Prompt
Copy every line that holds "비활성화".

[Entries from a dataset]
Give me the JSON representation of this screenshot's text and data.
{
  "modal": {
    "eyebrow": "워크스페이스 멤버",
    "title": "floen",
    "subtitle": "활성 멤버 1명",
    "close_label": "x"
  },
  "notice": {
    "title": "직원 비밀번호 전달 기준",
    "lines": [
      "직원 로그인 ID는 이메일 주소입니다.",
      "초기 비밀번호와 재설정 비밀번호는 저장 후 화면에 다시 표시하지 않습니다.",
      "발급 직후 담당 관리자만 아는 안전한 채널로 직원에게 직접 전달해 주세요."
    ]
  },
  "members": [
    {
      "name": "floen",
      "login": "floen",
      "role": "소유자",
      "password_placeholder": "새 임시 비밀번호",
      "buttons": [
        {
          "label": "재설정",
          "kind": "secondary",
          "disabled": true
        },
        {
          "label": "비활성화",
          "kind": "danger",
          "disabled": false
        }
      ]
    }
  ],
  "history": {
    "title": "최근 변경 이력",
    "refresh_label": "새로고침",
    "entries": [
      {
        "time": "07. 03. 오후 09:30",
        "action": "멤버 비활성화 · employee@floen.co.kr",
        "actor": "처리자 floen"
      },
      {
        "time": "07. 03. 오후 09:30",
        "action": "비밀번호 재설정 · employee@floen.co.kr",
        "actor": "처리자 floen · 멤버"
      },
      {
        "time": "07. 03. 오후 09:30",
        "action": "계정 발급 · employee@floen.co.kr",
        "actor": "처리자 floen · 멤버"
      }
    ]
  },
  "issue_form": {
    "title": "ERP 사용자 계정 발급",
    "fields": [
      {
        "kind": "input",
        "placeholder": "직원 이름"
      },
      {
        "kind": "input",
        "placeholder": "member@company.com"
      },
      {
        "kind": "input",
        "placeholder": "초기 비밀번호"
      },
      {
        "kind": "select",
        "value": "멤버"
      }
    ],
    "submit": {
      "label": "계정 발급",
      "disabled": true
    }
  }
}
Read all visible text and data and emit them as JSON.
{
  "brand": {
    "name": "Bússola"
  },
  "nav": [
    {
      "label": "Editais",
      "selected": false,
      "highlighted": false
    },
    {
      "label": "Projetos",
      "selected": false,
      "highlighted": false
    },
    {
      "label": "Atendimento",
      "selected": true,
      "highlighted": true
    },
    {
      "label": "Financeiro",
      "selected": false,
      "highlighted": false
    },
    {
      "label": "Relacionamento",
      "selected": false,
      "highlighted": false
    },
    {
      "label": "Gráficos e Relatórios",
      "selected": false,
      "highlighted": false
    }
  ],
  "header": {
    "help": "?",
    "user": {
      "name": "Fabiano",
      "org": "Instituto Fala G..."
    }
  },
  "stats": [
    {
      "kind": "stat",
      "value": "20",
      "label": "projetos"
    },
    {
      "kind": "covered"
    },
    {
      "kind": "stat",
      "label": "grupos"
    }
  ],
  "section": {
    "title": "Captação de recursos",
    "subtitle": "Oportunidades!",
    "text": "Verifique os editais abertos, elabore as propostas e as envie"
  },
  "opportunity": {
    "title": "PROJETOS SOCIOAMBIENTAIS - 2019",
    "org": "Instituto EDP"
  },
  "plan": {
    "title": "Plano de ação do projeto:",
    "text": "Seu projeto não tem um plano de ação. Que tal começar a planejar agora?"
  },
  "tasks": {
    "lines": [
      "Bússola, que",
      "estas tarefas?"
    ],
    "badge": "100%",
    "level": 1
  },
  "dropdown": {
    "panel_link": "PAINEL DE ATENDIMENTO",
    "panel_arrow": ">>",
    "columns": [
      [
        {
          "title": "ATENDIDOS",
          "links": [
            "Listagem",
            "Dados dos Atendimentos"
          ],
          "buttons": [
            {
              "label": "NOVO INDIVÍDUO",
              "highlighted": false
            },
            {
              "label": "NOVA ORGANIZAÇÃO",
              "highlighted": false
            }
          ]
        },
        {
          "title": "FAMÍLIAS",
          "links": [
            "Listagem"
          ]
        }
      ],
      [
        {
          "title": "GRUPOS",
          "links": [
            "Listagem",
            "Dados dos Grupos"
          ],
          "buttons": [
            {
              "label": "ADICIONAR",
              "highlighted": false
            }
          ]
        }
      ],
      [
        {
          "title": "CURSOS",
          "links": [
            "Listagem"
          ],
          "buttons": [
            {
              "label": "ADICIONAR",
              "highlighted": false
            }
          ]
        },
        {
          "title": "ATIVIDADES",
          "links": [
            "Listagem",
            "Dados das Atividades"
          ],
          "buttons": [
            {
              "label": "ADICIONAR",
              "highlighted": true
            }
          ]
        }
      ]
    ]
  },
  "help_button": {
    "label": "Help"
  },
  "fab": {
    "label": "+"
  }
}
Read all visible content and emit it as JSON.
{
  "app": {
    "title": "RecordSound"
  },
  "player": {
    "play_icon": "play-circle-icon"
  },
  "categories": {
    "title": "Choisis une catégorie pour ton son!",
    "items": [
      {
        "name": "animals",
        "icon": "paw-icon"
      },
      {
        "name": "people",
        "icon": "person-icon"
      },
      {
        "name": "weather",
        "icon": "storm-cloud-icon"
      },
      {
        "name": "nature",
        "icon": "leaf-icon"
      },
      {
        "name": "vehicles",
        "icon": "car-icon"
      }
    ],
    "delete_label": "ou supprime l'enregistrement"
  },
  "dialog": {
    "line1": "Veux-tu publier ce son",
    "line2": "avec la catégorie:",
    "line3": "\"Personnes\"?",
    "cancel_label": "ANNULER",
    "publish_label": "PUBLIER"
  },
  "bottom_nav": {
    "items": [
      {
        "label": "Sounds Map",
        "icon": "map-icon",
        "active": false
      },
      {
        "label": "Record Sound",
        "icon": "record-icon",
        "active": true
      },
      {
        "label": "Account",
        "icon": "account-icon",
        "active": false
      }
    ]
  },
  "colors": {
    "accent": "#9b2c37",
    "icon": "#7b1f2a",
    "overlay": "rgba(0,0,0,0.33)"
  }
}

Written solution
          "label": "비활성화",
        "action": "멤버 비활성화 · employee@floen.co.kr",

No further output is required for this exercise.